The listing beneath should be written out in full, exactly as shown.

* [EXERCISE MATERIALS]
★ ★ ★ ★ ★

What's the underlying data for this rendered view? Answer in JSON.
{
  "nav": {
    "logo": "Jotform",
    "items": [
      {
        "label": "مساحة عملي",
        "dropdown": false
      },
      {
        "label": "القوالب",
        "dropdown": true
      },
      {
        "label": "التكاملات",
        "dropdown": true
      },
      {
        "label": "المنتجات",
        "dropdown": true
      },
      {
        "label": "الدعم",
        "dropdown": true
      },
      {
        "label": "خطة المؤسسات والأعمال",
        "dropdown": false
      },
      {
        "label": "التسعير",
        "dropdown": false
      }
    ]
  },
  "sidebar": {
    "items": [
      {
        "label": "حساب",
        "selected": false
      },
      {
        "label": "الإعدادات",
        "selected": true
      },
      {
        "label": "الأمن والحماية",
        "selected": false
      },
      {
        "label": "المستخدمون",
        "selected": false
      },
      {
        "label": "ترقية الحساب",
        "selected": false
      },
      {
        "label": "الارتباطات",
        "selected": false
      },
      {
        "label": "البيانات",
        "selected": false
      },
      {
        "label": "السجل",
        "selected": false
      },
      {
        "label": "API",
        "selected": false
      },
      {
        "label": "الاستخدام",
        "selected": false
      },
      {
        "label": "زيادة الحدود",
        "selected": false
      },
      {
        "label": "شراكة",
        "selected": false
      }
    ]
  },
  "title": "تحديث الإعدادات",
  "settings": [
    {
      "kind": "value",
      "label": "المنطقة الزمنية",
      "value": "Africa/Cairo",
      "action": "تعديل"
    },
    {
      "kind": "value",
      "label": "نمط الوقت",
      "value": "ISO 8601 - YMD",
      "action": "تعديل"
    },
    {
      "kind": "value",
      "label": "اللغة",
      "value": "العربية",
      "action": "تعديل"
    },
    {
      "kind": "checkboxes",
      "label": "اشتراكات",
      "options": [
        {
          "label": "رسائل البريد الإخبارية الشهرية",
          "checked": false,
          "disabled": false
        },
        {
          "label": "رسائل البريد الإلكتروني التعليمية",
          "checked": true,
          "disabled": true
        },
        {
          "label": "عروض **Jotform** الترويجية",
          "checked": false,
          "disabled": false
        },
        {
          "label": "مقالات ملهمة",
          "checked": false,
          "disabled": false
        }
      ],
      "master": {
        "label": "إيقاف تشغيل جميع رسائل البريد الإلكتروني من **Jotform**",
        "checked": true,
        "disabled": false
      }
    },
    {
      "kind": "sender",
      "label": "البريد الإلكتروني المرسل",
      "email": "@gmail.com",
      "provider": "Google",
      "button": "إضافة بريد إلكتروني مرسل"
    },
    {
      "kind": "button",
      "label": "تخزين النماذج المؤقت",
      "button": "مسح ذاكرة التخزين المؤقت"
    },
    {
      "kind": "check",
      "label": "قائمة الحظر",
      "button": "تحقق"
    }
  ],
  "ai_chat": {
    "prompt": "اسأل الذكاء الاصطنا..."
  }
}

★ ★ ★ ★ ★

* [THE COMPLETED TASK]
What's the underlying data for this rendered view? Answer in JSON.
{
  "nav": {
    "logo": "Jotform",
    "items": [
      {
        "label": "مساحة عملي",
        "dropdown": false
      },
      {
        "label": "القوالب",
        "dropdown": true
      },
      {
        "label": "التكاملات",
        "dropdown": true
      },
      {
        "label": "المنتجات",
        "dropdown": true
      },
      {
        "label": "الدعم",
        "dropdown": true
      },
      {
        "label": "خطة المؤسسات والأعمال",
        "dropdown": false
      },
      {
        "label": "التسعير",
        "dropdown": false
      }
    ]
  },
  "sidebar": {
    "items": [
      {
        "label": "حساب",
        "selected": false
      },
      {
        "label": "الإعدادات",
        "selected": true
      },
      {
        "label": "الأمن والحماية",
        "selected": false
      },
      {
        "label": "المستخدمون",
        "selected": false
      },
      {
        "label": "ترقية الحساب",
        "selected": false
      },
      {
        "label": "الارتباطات",
        "selected": false
      },
      {
        "label": "البيانات",
        "selected": false
      },
      {
        "label": "السجل",
        "selected": false
      },
      {
        "label": "API",
        "selected": false
      },
      {
        "label": "الاستخدام",
        "selected": false
      },
      {
        "label": "زيادة الحدود",
        "selected": false
      },
      {
        "label": "شراكة",
        "selected": false
      }
    ]
  },
  "title": "تحديث الإعدادات",
  "settings": [
    {
      "kind": "value",
      "label": "المنطقة الزمنية",
      "value": "Africa/Cairo",
      "action": "تعديل"
    },
    {
      "kind": "value",
      "label": "نمط الوقت",
      "value": "ISO 8601 - YMD",
      "action": "تعديل"
    },
    {
      "kind": "value",
      "label": "اللغة",
      "value": "العربية",
      "action": "تعديل"
    },
    {
      "kind": "checkboxes",
      "label": "اشتراكات",
      "options": [
        {
          "label": "رسائل البريد الإخبارية الشهرية",
          "checked": false,
          "disabled": false
        },
        {
          "label": "رسائل البريد الإلكتروني التعليمية",
          "checked": true,
          "disabled": true
        },
        {
          "label": "عروض **Jotform** الترويجية",
          "checked": false,
          "disabled": false
        },
        {
          "label": "مقالات ملهمة",
          "checked": false,
          "disabled": false
        }
      ],
      "master": {
        "label": "إيقاف تشغيل جميع رسائل البريد الإلكتروني من **Jotform**",
        "checked": true,
        "disabled": false
      }
    },
    {
      "kind": "sender",
      "label": "البريد الإلكتروني المرسل",
      "email": "@gmail.com",
      "provider": "Google",
      "button": "إضافة بريد إلكتروني مرسل"
    },
    {
      "kind": "button",
      "label": "تخزين النماذج المؤقت",
      "button": "مسح ذاكرة التخزين المؤقت"
    },
    {
      "kind": "check",
      "label": "قائمة الحظر",
      "button": "تحقق"
    }
  ],
  "ai_chat": {
    "prompt": "اسأل الذكاء الاصطنا..."
  }
}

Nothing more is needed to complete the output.